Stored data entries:
= = = =

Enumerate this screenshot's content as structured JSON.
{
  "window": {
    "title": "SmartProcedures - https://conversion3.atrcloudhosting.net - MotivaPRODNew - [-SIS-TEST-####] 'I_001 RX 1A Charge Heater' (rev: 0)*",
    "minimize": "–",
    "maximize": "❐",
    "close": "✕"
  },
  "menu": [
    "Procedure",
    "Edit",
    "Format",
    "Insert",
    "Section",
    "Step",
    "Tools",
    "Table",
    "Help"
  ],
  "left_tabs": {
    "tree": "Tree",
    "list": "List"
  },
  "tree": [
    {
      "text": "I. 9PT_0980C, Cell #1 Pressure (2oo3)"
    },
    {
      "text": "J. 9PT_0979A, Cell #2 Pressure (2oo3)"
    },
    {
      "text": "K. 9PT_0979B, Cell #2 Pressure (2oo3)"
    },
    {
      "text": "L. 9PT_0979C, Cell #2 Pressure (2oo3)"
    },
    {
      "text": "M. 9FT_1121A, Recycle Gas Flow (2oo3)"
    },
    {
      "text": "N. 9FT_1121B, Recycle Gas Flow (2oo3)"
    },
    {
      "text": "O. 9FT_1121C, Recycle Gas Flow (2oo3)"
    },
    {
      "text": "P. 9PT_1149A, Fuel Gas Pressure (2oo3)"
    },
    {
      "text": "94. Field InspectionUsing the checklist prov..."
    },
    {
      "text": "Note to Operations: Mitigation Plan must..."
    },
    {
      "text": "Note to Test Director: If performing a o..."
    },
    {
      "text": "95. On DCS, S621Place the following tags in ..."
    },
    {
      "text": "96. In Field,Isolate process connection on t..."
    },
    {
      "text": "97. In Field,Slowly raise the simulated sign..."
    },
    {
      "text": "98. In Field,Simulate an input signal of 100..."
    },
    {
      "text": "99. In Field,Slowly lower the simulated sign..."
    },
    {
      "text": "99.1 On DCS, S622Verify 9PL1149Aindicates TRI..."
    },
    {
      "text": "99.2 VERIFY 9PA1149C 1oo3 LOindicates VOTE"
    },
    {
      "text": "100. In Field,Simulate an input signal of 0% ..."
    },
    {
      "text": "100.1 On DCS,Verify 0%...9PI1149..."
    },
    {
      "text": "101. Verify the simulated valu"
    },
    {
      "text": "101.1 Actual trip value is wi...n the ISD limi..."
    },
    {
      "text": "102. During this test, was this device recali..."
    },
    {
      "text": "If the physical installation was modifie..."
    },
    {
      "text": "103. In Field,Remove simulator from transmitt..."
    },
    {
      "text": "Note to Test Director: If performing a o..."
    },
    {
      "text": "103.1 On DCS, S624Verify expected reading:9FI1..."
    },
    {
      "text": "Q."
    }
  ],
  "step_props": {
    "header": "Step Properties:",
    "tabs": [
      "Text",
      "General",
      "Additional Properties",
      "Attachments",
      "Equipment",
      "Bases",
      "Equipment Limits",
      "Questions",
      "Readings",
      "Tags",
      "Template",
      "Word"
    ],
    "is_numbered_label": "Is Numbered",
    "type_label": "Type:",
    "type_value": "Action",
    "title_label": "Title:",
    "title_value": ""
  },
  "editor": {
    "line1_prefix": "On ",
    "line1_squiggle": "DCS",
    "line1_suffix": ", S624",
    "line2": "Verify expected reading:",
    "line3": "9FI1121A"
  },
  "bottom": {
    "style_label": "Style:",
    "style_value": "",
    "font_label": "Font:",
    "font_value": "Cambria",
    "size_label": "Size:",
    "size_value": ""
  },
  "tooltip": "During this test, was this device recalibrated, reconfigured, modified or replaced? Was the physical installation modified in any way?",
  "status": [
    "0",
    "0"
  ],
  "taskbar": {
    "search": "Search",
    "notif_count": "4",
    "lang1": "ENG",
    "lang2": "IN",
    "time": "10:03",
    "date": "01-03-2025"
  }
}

= = = =

* [EXERCISE REQUIREMENTS]:
In full and verbatim, repeat the records given above.

* [THE ANSWER]:
Enumerate this screenshot's content as structured JSON.
{
  "window": {
    "title": "SmartProcedures - https://conversion3.atrcloudhosting.net - MotivaPRODNew - [-SIS-TEST-####] 'I_001 RX 1A Charge Heater' (rev: 0)*",
    "minimize": "–",
    "maximize": "❐",
    "close": "✕"
  },
  "menu": [
    "Procedure",
    "Edit",
    "Format",
    "Insert",
    "Section",
    "Step",
    "Tools",
    "Table",
    "Help"
  ],
  "left_tabs": {
    "tree": "Tree",
    "list": "List"
  },
  "tree": [
    {
      "text": "I. 9PT_0980C, Cell #1 Pressure (2oo3)"
    },
    {
      "text": "J. 9PT_0979A, Cell #2 Pressure (2oo3)"
    },
    {
      "text": "K. 9PT_0979B, Cell #2 Pressure (2oo3)"
    },
    {
      "text": "L. 9PT_0979C, Cell #2 Pressure (2oo3)"
    },
    {
      "text": "M. 9FT_1121A, Recycle Gas Flow (2oo3)"
    },
    {
      "text": "N. 9FT_1121B, Recycle Gas Flow (2oo3)"
    },
    {
      "text": "O. 9FT_1121C, Recycle Gas Flow (2oo3)"
    },
    {
      "text": "P. 9PT_1149A, Fuel Gas Pressure (2oo3)"
    },
    {
      "text": "94. Field InspectionUsing the checklist prov..."
    },
    {
      "text": "Note to Operations: Mitigation Plan must..."
    },
    {
      "text": "Note to Test Director: If performing a o..."
    },
    {
      "text": "95. On DCS, S621Place the following tags in ..."
    },
    {
      "text": "96. In Field,Isolate process connection on t..."
    },
    {
      "text": "97. In Field,Slowly raise the simulated sign..."
    },
    {
      "text": "98. In Field,Simulate an input signal of 100..."
    },
    {
      "text": "99. In Field,Slowly lower the simulated sign..."
    },
    {
      "text": "99.1 On DCS, S622Verify 9PL1149Aindicates TRI..."
    },
    {
      "text": "99.2 VERIFY 9PA1149C 1oo3 LOindicates VOTE"
    },
    {
      "text": "100. In Field,Simulate an input signal of 0% ..."
    },
    {
      "text": "100.1 On DCS,Verify 0%...9PI1149..."
    },
    {
      "text": "101. Verify the simulated valu"
    },
    {
      "text": "101.1 Actual trip value is wi...n the ISD limi..."
    },
    {
      "text": "102. During this test, was this device recali..."
    },
    {
      "text": "If the physical installation was modifie..."
    },
    {
      "text": "103. In Field,Remove simulator from transmitt..."
    },
    {
      "text": "Note to Test Director: If performing a o..."
    },
    {
      "text": "103.1 On DCS, S624Verify expected reading:9FI1..."
    },
    {
      "text": "Q."
    }
  ],
  "step_props": {
    "header": "Step Properties:",
    "tabs": [
      "Text",
      "General",
      "Additional Properties",
      "Attachments",
      "Equipment",
      "Bases",
      "Equipment Limits",
      "Questions",
      "Readings",
      "Tags",
      "Template",
      "Word"
    ],
    "is_numbered_label": "Is Numbered",
    "type_label": "Type:",
    "type_value": "Action",
    "title_label": "Title:",
    "title_value": ""
  },
  "editor": {
    "line1_prefix": "On ",
    "line1_squiggle": "DCS",
    "line1_suffix": ", S624",
    "line2": "Verify expected reading:",
    "line3": "9FI1121A"
  },
  "bottom": {
    "style_label": "Style:",
    "style_value": "",
    "font_label": "Font:",
    "font_value": "Cambria",
    "size_label": "Size:",
    "size_value": ""
  },
  "tooltip": "During this test, was this device recalibrated, reconfigured, modified or replaced? Was the physical installation modified in any way?",
  "status": [
    "0",
    "0"
  ],
  "taskbar": {
    "search": "Search",
    "notif_count": "4",
    "lang1": "ENG",
    "lang2": "IN",
    "time": "10:03",
    "date": "01-03-2025"
  }
}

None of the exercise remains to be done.